• _Rows_:
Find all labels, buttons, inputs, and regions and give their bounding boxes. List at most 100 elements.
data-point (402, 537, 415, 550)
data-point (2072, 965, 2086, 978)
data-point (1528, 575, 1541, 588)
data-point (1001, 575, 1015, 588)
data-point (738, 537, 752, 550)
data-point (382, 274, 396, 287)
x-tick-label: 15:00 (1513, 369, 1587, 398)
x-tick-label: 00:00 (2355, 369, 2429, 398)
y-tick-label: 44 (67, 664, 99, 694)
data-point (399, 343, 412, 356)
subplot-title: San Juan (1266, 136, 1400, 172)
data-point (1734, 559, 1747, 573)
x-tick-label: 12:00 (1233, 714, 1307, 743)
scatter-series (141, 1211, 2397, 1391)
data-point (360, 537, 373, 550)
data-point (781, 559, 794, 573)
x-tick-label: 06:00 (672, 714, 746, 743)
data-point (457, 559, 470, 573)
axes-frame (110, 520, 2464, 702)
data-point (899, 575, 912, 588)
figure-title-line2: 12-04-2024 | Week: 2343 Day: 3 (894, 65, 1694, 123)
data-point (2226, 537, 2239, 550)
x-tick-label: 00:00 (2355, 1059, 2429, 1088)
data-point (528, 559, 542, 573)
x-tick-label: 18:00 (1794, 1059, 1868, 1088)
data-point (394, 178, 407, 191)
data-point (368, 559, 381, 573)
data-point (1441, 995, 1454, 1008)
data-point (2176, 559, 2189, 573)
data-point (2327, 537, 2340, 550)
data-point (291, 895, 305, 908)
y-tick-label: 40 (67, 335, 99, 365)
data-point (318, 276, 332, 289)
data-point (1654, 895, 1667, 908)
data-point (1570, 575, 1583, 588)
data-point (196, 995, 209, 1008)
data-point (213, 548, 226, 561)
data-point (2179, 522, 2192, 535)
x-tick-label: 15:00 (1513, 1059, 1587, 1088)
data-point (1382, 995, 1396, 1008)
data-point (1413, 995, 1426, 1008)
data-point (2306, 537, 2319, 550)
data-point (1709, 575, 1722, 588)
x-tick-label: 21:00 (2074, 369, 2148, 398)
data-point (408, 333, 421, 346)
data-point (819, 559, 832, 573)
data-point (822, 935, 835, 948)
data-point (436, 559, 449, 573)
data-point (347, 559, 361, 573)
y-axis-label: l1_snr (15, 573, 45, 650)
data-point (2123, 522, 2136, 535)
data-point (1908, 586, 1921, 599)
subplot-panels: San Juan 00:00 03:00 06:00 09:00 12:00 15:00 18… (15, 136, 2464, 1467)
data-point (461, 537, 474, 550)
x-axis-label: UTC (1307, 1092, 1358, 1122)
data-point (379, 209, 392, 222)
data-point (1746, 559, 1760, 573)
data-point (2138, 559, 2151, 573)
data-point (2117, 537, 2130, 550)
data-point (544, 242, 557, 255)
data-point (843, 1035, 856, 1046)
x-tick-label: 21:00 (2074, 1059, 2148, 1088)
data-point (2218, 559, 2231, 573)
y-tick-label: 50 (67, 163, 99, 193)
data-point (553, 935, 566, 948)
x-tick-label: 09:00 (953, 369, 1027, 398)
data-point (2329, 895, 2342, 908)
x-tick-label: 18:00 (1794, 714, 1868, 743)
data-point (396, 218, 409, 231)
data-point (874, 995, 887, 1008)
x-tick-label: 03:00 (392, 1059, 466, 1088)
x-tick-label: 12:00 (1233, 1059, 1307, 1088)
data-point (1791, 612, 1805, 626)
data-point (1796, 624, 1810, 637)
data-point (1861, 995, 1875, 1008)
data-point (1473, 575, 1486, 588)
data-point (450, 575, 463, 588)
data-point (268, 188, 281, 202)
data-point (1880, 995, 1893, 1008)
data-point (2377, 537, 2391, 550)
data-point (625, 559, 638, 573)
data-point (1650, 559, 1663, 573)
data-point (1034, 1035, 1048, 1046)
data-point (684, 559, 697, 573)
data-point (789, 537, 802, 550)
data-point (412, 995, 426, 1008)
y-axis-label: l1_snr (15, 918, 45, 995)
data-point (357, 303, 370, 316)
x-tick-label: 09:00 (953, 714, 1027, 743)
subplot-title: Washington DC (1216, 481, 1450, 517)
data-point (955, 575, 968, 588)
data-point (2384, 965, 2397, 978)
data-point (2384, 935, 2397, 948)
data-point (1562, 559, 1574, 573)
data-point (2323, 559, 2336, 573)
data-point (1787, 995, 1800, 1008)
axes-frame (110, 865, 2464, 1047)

• _Prompt_: Put the lines from the first one through the line containing "data-point (899, 575, 912, 588)", inclusive, into a Markdown table with the columns Row and Line, leaving out any blank lines.

• _Full answer_:
| Row | Line |
|---|---|
| 1 | Find all labels, buttons, inputs, and regions and give their bounding boxes. List at most 100 elements. |
| 2 | data-point (402, 537, 415, 550) |
| 3 | data-point (2072, 965, 2086, 978) |
| 4 | data-point (1528, 575, 1541, 588) |
| 5 | data-point (1001, 575, 1015, 588) |
| 6 | data-point (738, 537, 752, 550) |
| 7 | data-point (382, 274, 396, 287) |
| 8 | x-tick-label: 15:00 (1513, 369, 1587, 398) |
| 9 | x-tick-label: 00:00 (2355, 369, 2429, 398) |
| 10 | y-tick-label: 44 (67, 664, 99, 694) |
| 11 | data-point (399, 343, 412, 356) |
| 12 | subplot-title: San Juan (1266, 136, 1400, 172) |
| 13 | data-point (1734, 559, 1747, 573) |
| 14 | x-tick-label: 12:00 (1233, 714, 1307, 743) |
| 15 | scatter-series (141, 1211, 2397, 1391) |
| 16 | data-point (360, 537, 373, 550) |
| 17 | data-point (781, 559, 794, 573) |
| 18 | x-tick-label: 06:00 (672, 714, 746, 743) |
| 19 | data-point (457, 559, 470, 573) |
| 20 | axes-frame (110, 520, 2464, 702) |
| 21 | data-point (899, 575, 912, 588) |